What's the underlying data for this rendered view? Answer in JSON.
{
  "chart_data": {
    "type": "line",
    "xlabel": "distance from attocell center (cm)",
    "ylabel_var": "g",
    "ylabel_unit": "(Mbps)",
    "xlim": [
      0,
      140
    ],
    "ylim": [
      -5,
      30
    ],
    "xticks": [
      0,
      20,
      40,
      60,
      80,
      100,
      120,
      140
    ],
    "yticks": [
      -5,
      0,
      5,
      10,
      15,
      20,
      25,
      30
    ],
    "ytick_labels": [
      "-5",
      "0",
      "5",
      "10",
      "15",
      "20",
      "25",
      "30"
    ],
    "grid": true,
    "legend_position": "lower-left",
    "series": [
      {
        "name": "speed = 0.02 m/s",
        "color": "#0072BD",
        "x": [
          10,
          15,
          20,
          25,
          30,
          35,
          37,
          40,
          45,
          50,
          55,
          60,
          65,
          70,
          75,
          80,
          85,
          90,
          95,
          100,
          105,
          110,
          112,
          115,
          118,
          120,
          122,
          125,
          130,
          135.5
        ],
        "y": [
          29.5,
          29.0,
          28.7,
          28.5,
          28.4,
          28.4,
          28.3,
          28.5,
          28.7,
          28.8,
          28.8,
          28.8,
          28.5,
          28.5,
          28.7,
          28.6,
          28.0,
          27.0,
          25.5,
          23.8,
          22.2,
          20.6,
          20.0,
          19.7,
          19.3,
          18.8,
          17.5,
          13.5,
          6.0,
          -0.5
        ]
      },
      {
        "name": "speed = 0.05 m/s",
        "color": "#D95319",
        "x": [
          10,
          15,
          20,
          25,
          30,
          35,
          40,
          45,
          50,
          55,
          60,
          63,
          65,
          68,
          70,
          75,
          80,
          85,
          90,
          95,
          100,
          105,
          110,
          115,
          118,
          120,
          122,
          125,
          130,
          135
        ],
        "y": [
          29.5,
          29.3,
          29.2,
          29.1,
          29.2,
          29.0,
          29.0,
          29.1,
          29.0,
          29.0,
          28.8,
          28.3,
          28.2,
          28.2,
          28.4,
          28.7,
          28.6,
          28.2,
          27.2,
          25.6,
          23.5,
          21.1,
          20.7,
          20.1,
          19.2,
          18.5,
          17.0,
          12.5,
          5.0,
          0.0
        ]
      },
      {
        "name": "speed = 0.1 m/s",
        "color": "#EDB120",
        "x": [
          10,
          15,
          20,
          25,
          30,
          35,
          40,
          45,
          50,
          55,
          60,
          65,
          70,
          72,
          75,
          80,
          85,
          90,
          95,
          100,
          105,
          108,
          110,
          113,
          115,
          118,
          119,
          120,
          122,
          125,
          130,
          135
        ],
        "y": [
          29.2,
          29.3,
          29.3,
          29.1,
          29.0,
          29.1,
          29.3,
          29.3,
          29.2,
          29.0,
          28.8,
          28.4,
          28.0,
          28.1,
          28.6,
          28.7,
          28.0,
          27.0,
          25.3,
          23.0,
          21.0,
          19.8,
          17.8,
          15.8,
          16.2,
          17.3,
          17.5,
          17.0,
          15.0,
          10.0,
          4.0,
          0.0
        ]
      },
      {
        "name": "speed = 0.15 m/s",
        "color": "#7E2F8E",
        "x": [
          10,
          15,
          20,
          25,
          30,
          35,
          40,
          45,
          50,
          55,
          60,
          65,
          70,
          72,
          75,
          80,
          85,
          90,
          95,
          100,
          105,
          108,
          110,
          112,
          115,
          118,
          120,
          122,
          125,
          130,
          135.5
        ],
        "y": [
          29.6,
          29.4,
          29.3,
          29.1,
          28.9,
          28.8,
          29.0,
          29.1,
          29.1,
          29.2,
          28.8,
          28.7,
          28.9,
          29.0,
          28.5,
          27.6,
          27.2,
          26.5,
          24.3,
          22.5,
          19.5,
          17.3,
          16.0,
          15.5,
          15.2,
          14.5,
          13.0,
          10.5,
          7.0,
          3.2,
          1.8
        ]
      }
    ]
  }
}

| Your task |
Restate every entry word for word.

| Answer to the task |
What's the underlying data for this rendered view? Answer in JSON.
{
  "chart_data": {
    "type": "line",
    "xlabel": "distance from attocell center (cm)",
    "ylabel_var": "g",
    "ylabel_unit": "(Mbps)",
    "xlim": [
      0,
      140
    ],
    "ylim": [
      -5,
      30
    ],
    "xticks": [
      0,
      20,
      40,
      60,
      80,
      100,
      120,
      140
    ],
    "yticks": [
      -5,
      0,
      5,
      10,
      15,
      20,
      25,
      30
    ],
    "ytick_labels": [
      "-5",
      "0",
      "5",
      "10",
      "15",
      "20",
      "25",
      "30"
    ],
    "grid": true,
    "legend_position": "lower-left",
    "series": [
      {
        "name": "speed = 0.02 m/s",
        "color": "#0072BD",
        "x": [
          10,
          15,
          20,
          25,
          30,
          35,
          37,
          40,
          45,
          50,
          55,
          60,
          65,
          70,
          75,
          80,
          85,
          90,
          95,
          100,
          105,
          110,
          112,
          115,
          118,
          120,
          122,
          125,
          130,
          135.5
        ],
        "y": [
          29.5,
          29.0,
          28.7,
          28.5,
          28.4,
          28.4,
          28.3,
          28.5,
          28.7,
          28.8,
          28.8,
          28.8,
          28.5,
          28.5,
          28.7,
          28.6,
          28.0,
          27.0,
          25.5,
          23.8,
          22.2,
          20.6,
          20.0,
          19.7,
          19.3,
          18.8,
          17.5,
          13.5,
          6.0,
          -0.5
        ]
      },
      {
        "name": "speed = 0.05 m/s",
        "color": "#D95319",
        "x": [
          10,
          15,
          20,
          25,
          30,
          35,
          40,
          45,
          50,
          55,
          60,
          63,
          65,
          68,
          70,
          75,
          80,
          85,
          90,
          95,
          100,
          105,
          110,
          115,
          118,
          120,
          122,
          125,
          130,
          135
        ],
        "y": [
          29.5,
          29.3,
          29.2,
          29.1,
          29.2,
          29.0,
          29.0,
          29.1,
          29.0,
          29.0,
          28.8,
          28.3,
          28.2,
          28.2,
          28.4,
          28.7,
          28.6,
          28.2,
          27.2,
          25.6,
          23.5,
          21.1,
          20.7,
          20.1,
          19.2,
          18.5,
          17.0,
          12.5,
          5.0,
          0.0
        ]
      },
      {
        "name": "speed = 0.1 m/s",
        "color": "#EDB120",
        "x": [
          10,
          15,
          20,
          25,
          30,
          35,
          40,
          45,
          50,
          55,
          60,
          65,
          70,
          72,
          75,
          80,
          85,
          90,
          95,
          100,
          105,
          108,
          110,
          113,
          115,
          118,
          119,
          120,
          122,
          125,
          130,
          135
        ],
        "y": [
          29.2,
          29.3,
          29.3,
          29.1,
          29.0,
          29.1,
          29.3,
          29.3,
          29.2,
          29.0,
          28.8,
          28.4,
          28.0,
          28.1,
          28.6,
          28.7,
          28.0,
          27.0,
          25.3,
          23.0,
          21.0,
          19.8,
          17.8,
          15.8,
          16.2,
          17.3,
          17.5,
          17.0,
          15.0,
          10.0,
          4.0,
          0.0
        ]
      },
      {
        "name": "speed = 0.15 m/s",
        "color": "#7E2F8E",
        "x": [
          10,
          15,
          20,
          25,
          30,
          35,
          40,
          45,
          50,
          55,
          60,
          65,
          70,
          72,
          75,
          80,
          85,
          90,
          95,
          100,
          105,
          108,
          110,
          112,
          115,
          118,
          120,
          122,
          125,
          130,
          135.5
        ],
        "y": [
          29.6,
          29.4,
          29.3,
          29.1,
          28.9,
          28.8,
          29.0,
          29.1,
          29.1,
          29.2,
          28.8,
          28.7,
          28.9,
          29.0,
          28.5,
          27.6,
          27.2,
          26.5,
          24.3,
          22.5,
          19.5,
          17.3,
          16.0,
          15.5,
          15.2,
          14.5,
          13.0,
          10.5,
          7.0,
          3.2,
          1.8
        ]
      }
    ]
  }
}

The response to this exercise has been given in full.